- Aim -
Copy each line that contains the word "information".

'''

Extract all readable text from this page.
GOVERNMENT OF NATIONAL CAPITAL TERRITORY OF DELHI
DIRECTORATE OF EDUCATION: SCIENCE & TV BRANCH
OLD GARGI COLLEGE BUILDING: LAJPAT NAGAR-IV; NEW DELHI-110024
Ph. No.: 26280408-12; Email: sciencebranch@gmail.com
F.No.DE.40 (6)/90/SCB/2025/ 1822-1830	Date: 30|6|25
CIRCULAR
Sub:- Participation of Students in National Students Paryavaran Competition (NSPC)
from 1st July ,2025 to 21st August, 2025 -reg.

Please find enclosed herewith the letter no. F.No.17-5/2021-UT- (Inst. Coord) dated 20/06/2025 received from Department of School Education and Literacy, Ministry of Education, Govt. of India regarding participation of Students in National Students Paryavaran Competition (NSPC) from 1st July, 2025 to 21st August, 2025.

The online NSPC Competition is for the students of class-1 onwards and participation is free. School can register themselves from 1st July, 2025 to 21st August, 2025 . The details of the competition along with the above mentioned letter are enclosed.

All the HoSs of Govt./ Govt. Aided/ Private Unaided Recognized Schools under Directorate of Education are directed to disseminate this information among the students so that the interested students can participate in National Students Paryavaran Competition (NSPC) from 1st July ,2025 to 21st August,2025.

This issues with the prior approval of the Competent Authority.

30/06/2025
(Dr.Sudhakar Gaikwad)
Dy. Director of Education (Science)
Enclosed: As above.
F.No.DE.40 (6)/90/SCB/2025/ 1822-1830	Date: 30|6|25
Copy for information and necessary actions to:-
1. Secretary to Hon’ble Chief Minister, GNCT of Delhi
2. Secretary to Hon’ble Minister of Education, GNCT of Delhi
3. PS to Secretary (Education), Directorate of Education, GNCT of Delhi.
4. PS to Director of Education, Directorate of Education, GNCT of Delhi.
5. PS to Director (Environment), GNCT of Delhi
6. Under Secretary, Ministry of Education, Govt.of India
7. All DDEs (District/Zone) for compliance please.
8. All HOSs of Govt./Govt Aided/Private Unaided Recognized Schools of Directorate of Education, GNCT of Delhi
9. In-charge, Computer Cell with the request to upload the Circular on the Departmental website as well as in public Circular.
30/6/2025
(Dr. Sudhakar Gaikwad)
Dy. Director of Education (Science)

'''

- Reply -
All the HoSs of Govt./ Govt. Aided/ Private Unaided Recognized Schools under Directorate of Education are directed to disseminate this information among the students so that the interested students can participate in National Students Paryavaran Competition (NSPC) from 1st July ,2025 to 21st August,2025.
Copy for information and necessary actions to:-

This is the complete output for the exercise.